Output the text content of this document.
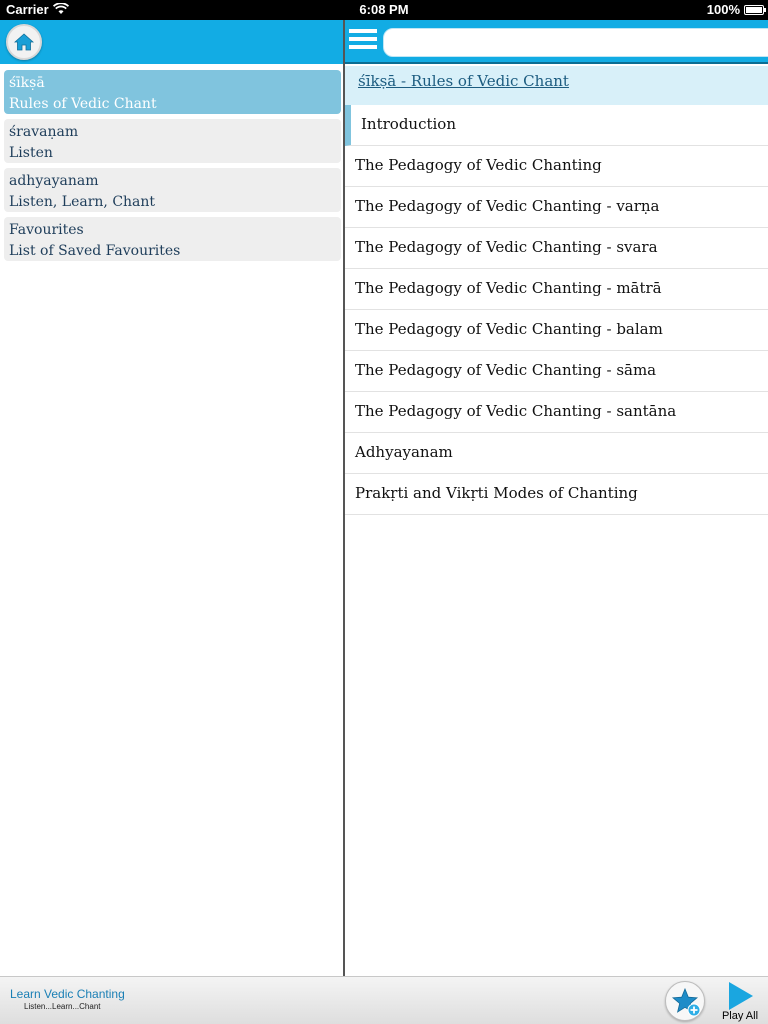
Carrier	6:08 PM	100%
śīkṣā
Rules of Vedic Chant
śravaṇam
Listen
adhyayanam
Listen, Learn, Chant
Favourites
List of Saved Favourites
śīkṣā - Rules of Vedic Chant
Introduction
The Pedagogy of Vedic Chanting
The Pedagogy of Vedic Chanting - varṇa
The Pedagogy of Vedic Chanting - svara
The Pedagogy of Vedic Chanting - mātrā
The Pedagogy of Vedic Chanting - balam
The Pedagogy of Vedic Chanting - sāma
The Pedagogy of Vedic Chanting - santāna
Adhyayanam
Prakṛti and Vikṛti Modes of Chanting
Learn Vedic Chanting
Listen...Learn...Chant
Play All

------------

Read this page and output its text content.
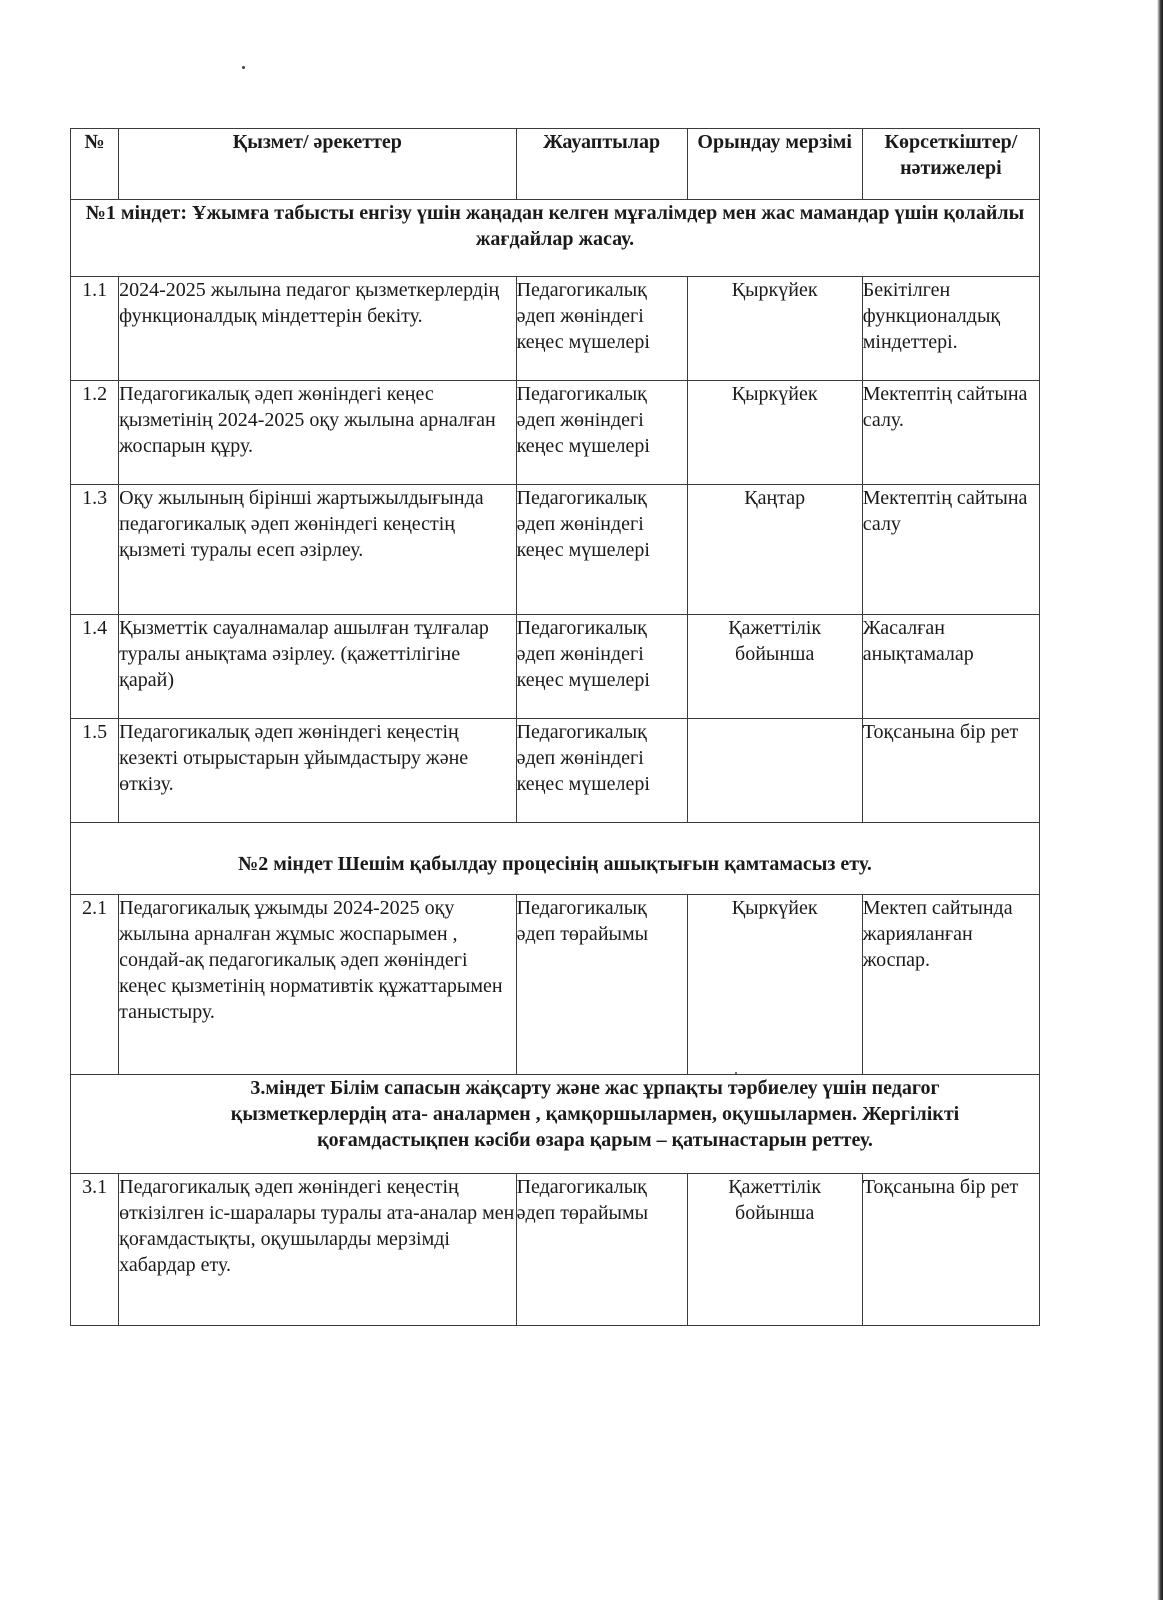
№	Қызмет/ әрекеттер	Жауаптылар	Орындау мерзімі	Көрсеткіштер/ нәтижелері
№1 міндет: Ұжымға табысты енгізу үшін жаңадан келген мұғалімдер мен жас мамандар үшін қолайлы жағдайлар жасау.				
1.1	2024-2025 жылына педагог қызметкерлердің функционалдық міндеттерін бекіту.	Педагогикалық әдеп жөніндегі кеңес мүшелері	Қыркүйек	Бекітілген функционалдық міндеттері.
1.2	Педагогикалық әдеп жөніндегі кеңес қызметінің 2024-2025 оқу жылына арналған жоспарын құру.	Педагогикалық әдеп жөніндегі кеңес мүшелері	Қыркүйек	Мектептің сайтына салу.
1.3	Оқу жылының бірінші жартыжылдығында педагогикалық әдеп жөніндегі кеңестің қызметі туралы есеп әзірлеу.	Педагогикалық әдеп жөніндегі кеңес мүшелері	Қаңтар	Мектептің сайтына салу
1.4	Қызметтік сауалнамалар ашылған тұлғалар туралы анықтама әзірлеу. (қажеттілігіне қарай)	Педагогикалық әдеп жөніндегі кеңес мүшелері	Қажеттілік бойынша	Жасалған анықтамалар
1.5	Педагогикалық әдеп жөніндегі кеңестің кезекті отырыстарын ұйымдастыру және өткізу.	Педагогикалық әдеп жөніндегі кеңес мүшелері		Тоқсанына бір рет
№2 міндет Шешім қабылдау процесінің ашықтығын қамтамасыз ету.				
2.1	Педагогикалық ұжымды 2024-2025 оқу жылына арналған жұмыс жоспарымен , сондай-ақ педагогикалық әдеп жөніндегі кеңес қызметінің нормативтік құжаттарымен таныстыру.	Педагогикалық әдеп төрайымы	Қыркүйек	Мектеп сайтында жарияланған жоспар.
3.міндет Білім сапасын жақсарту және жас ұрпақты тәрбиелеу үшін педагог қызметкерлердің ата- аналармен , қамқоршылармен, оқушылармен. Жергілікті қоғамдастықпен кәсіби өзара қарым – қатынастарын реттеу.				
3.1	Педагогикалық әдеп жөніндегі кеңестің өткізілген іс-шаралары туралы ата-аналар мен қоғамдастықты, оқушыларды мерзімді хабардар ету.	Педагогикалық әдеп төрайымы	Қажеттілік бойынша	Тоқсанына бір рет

------------

**THE REQUEST**.
How many lines in the listing above contain the string "content"? Answer with the number only.

**EXPECTED OUTPUT**.
2